#### WORK TO DO
Give only the number of lines in the data that include the string "lower".

BEGIN DATA TO USE

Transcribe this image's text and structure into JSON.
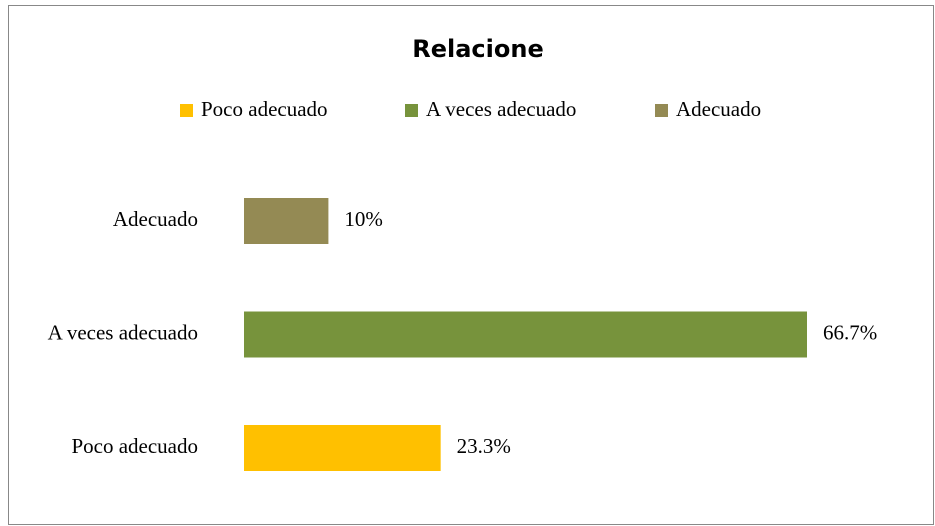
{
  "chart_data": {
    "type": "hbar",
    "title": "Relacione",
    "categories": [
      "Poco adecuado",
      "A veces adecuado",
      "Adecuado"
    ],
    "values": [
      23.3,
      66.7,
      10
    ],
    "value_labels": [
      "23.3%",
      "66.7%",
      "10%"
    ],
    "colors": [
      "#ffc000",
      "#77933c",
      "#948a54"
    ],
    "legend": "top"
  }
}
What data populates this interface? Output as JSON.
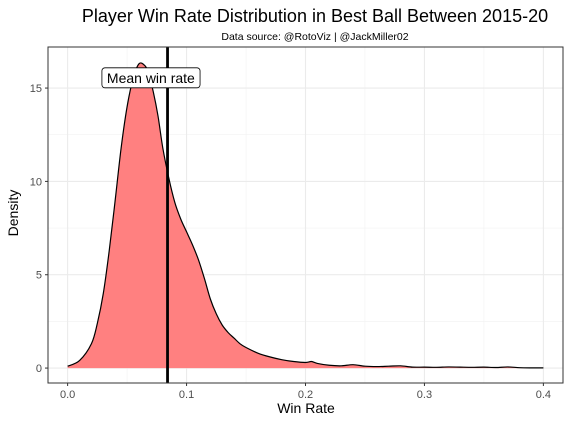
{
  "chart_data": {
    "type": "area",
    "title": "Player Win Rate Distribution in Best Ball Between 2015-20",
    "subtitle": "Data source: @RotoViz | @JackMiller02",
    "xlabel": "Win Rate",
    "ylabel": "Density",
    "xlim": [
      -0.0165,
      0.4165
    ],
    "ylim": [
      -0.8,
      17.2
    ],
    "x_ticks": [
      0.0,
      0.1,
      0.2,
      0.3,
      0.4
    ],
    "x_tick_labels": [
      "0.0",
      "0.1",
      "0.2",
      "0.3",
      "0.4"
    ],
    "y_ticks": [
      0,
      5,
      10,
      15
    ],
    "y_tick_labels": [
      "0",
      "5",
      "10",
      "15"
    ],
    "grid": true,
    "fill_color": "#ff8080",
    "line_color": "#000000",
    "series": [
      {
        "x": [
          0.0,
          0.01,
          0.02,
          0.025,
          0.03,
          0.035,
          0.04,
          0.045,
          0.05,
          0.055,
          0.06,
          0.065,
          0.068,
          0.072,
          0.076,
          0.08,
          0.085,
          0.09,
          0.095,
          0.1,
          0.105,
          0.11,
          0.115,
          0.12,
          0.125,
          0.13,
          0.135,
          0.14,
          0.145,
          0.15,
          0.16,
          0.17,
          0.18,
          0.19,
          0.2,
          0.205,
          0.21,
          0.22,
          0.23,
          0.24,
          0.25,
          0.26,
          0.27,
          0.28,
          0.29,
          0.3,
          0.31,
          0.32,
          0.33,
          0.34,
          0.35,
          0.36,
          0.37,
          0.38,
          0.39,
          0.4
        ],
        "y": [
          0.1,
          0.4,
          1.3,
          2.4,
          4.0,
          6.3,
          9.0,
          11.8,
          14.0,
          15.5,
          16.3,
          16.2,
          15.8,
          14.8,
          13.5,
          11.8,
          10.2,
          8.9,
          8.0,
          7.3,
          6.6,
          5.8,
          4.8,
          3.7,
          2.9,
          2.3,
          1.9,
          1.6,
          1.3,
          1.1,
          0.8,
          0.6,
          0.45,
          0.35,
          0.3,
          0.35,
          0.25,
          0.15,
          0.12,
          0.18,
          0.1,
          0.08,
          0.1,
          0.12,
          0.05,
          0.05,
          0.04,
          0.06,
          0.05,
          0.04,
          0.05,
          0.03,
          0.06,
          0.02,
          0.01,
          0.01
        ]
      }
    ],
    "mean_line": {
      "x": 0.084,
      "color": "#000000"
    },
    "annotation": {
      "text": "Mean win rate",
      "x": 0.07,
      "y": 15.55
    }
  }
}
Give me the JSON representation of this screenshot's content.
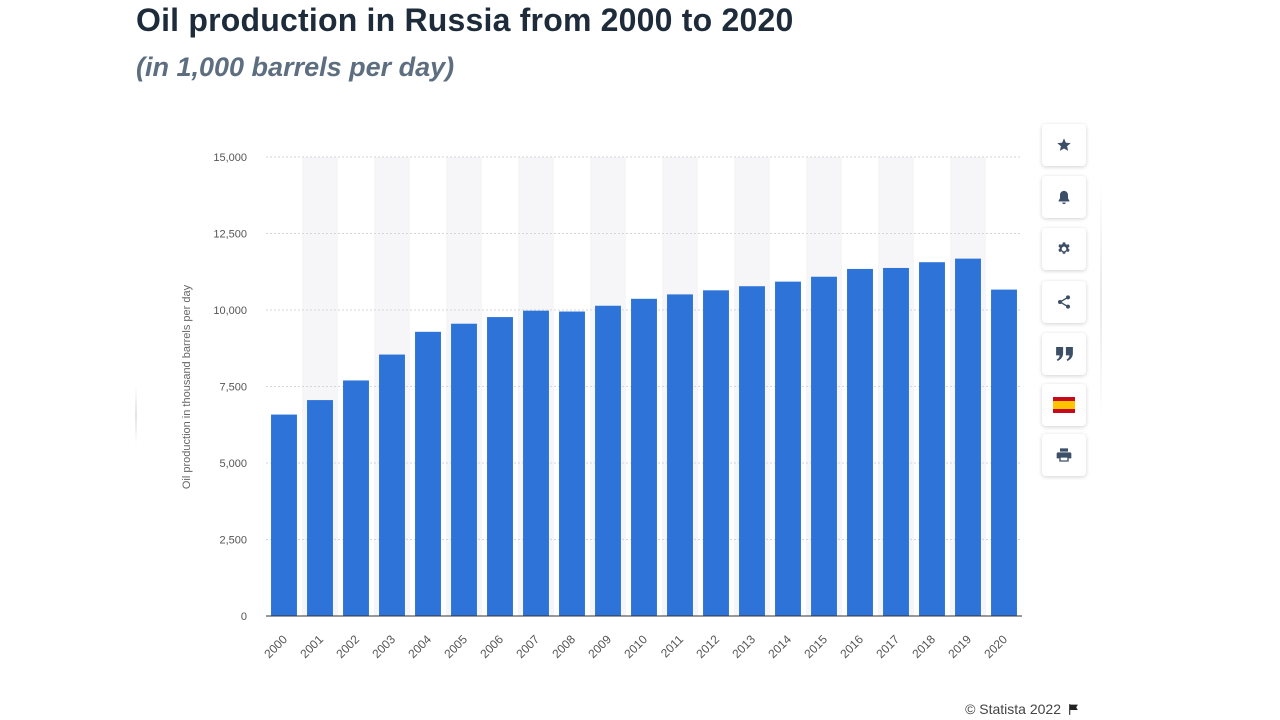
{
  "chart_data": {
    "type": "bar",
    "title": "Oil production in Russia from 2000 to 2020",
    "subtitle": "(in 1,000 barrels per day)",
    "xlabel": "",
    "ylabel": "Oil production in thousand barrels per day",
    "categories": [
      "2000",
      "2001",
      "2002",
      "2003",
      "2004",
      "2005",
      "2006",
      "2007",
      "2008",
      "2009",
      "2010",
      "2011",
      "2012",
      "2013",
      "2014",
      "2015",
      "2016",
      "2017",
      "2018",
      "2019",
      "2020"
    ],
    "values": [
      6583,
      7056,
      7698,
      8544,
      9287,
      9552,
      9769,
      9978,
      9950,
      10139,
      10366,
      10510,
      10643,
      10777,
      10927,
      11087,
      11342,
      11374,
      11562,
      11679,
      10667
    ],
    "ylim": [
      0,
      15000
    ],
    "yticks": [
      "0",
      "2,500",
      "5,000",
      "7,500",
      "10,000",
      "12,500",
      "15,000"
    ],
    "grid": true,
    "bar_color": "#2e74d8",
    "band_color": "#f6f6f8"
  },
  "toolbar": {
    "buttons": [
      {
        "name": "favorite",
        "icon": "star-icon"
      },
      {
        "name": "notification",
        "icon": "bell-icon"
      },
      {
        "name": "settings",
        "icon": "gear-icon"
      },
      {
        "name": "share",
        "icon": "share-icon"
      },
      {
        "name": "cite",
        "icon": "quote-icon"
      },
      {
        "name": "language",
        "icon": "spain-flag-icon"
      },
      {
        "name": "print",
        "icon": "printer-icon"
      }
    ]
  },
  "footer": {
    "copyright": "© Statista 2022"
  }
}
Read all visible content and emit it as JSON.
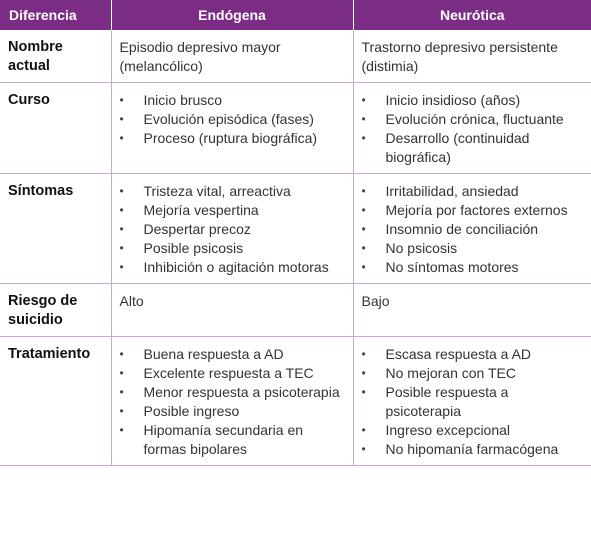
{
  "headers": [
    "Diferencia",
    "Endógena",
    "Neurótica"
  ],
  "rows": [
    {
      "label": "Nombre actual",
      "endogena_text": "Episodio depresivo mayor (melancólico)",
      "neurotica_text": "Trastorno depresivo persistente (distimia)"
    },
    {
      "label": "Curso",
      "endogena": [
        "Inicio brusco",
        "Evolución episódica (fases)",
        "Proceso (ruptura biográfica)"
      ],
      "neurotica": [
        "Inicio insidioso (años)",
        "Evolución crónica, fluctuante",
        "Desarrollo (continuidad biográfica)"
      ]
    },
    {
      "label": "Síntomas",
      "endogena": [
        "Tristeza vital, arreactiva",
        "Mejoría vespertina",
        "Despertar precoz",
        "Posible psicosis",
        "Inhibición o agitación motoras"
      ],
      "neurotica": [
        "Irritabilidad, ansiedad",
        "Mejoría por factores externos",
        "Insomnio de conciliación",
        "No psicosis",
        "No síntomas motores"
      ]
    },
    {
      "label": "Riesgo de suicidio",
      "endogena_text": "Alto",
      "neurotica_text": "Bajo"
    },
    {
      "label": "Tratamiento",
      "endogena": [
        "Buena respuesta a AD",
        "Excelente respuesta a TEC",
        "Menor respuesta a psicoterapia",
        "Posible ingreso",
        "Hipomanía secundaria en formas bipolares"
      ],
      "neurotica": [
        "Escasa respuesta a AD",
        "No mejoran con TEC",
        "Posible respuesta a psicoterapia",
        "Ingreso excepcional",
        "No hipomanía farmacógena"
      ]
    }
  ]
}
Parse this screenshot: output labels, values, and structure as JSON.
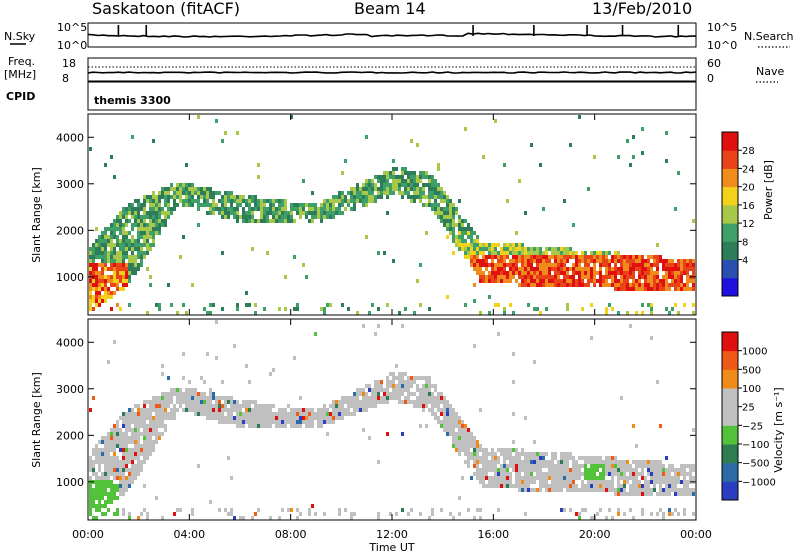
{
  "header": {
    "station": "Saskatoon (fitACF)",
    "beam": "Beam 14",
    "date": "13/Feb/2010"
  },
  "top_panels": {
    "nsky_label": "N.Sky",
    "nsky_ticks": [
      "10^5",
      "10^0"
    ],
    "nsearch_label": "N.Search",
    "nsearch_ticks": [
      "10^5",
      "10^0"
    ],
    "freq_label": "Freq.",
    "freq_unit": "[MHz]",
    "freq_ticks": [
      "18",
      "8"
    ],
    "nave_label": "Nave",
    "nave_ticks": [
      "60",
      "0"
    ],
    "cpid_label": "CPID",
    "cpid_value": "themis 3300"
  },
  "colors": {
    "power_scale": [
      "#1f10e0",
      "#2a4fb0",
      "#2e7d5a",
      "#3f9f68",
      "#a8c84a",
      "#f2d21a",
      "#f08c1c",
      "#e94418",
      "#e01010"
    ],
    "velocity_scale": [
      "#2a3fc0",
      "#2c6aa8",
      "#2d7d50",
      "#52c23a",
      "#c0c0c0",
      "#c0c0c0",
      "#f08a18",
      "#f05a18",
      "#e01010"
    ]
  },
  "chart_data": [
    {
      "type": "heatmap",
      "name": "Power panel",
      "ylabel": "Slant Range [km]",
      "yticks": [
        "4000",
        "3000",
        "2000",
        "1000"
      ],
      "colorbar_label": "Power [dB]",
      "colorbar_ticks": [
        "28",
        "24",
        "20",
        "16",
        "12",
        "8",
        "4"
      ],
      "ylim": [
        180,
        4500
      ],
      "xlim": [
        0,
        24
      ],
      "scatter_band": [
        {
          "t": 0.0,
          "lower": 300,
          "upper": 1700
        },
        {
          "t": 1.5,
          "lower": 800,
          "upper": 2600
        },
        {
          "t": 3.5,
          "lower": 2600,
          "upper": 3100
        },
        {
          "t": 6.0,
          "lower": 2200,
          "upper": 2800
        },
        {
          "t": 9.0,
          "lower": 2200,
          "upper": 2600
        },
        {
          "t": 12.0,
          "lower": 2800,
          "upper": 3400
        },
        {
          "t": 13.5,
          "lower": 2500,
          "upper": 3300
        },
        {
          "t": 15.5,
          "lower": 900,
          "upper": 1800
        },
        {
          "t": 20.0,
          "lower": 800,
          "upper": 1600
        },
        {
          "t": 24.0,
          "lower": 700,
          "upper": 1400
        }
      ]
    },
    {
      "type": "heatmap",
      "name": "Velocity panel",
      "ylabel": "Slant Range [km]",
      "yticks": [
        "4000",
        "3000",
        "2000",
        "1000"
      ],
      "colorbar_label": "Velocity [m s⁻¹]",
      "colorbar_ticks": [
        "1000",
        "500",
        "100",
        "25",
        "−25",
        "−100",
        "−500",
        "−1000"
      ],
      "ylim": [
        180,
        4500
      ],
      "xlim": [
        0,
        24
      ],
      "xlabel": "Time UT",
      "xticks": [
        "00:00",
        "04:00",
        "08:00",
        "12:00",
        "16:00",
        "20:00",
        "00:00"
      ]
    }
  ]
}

END DATA TO USE

#### WRITTEN RESPONSE
10